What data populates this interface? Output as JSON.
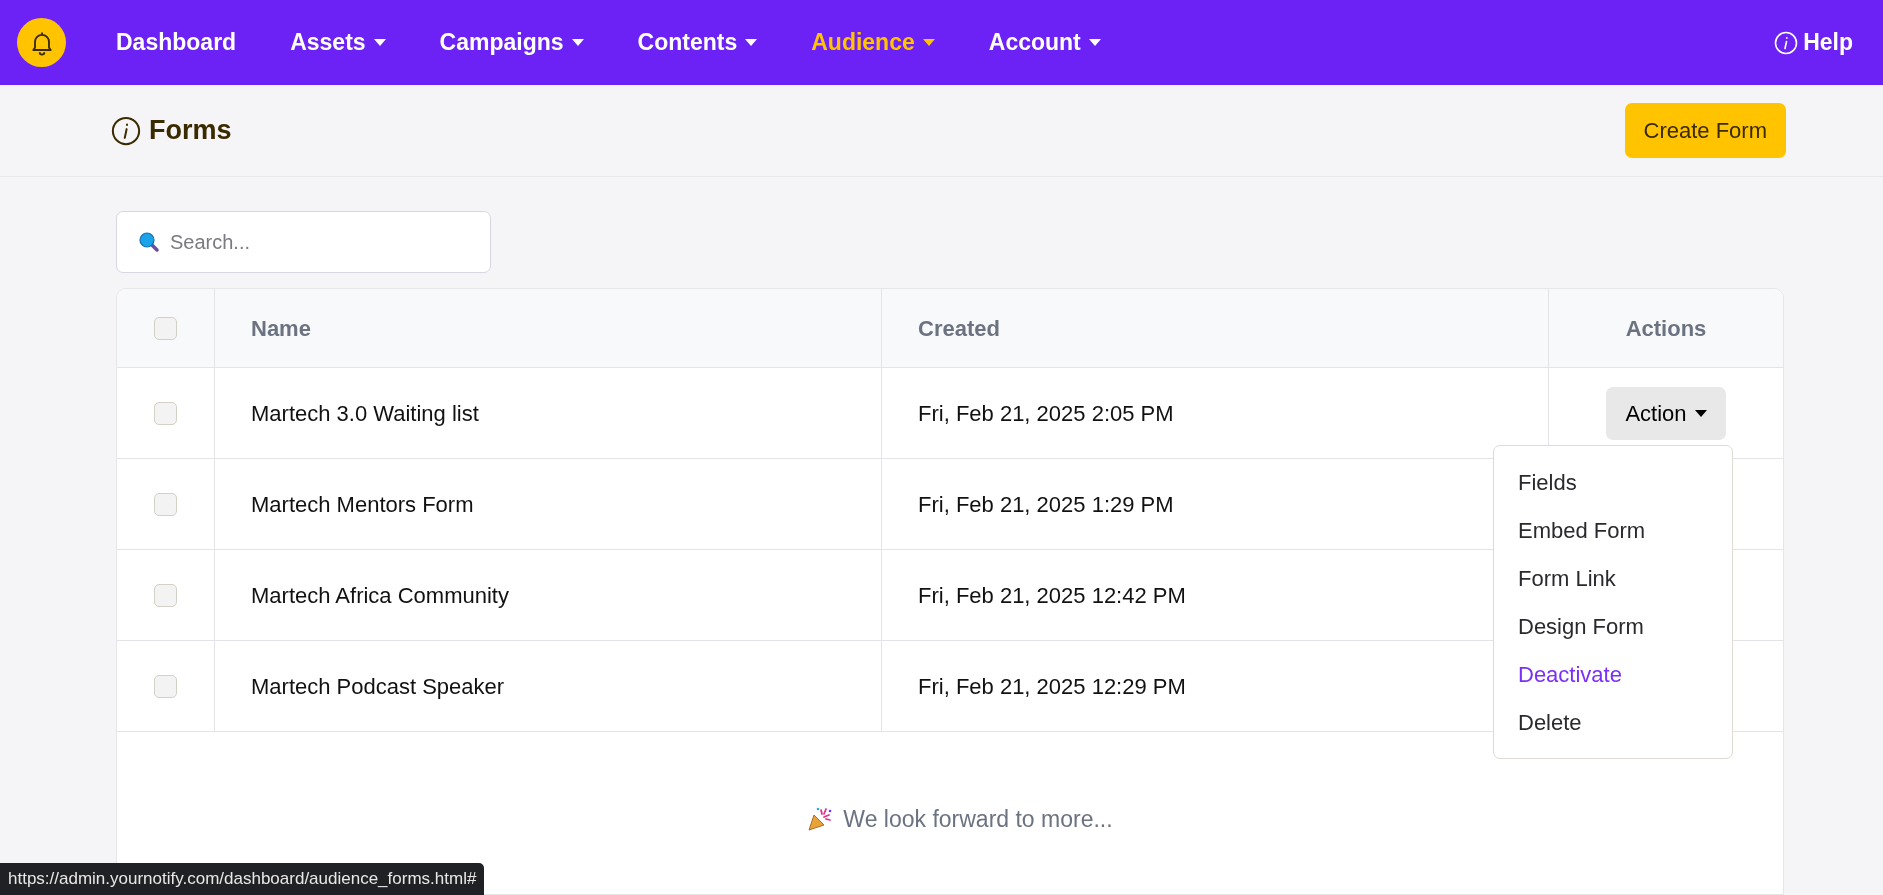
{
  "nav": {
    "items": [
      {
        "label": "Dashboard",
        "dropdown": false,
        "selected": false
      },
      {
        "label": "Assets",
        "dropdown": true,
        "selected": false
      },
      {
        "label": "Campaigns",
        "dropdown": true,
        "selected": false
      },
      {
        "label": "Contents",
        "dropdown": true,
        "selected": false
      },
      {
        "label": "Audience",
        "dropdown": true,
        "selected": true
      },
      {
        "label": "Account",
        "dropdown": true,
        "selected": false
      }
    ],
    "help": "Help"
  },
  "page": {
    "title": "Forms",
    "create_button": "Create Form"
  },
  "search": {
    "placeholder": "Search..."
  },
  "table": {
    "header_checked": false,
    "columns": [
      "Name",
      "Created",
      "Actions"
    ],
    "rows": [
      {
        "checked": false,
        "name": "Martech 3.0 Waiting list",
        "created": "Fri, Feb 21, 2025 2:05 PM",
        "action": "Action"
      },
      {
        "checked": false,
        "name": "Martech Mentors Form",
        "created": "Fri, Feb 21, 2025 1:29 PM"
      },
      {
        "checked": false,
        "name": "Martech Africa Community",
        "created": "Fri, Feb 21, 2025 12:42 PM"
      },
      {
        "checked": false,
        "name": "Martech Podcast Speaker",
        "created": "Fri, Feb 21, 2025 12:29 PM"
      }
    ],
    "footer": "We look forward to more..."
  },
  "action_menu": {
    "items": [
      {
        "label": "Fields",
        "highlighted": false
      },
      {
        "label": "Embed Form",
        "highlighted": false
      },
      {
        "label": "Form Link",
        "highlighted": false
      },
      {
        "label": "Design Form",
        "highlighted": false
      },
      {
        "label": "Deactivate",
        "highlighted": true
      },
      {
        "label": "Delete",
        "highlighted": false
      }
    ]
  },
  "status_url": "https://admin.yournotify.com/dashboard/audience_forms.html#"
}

....................

__EXERCISE TASK__: Above are the records; reproduce them exactly and leave out the pictures.

__RESPONSE BELOW__:
What data populates this interface? Output as JSON.
{
  "nav": {
    "items": [
      {
        "label": "Dashboard",
        "dropdown": false,
        "selected": false
      },
      {
        "label": "Assets",
        "dropdown": true,
        "selected": false
      },
      {
        "label": "Campaigns",
        "dropdown": true,
        "selected": false
      },
      {
        "label": "Contents",
        "dropdown": true,
        "selected": false
      },
      {
        "label": "Audience",
        "dropdown": true,
        "selected": true
      },
      {
        "label": "Account",
        "dropdown": true,
        "selected": false
      }
    ],
    "help": "Help"
  },
  "page": {
    "title": "Forms",
    "create_button": "Create Form"
  },
  "search": {
    "placeholder": "Search..."
  },
  "table": {
    "header_checked": false,
    "columns": [
      "Name",
      "Created",
      "Actions"
    ],
    "rows": [
      {
        "checked": false,
        "name": "Martech 3.0 Waiting list",
        "created": "Fri, Feb 21, 2025 2:05 PM",
        "action": "Action"
      },
      {
        "checked": false,
        "name": "Martech Mentors Form",
        "created": "Fri, Feb 21, 2025 1:29 PM"
      },
      {
        "checked": false,
        "name": "Martech Africa Community",
        "created": "Fri, Feb 21, 2025 12:42 PM"
      },
      {
        "checked": false,
        "name": "Martech Podcast Speaker",
        "created": "Fri, Feb 21, 2025 12:29 PM"
      }
    ],
    "footer": "We look forward to more..."
  },
  "action_menu": {
    "items": [
      {
        "label": "Fields",
        "highlighted": false
      },
      {
        "label": "Embed Form",
        "highlighted": false
      },
      {
        "label": "Form Link",
        "highlighted": false
      },
      {
        "label": "Design Form",
        "highlighted": false
      },
      {
        "label": "Deactivate",
        "highlighted": true
      },
      {
        "label": "Delete",
        "highlighted": false
      }
    ]
  },
  "status_url": "https://admin.yournotify.com/dashboard/audience_forms.html#"
}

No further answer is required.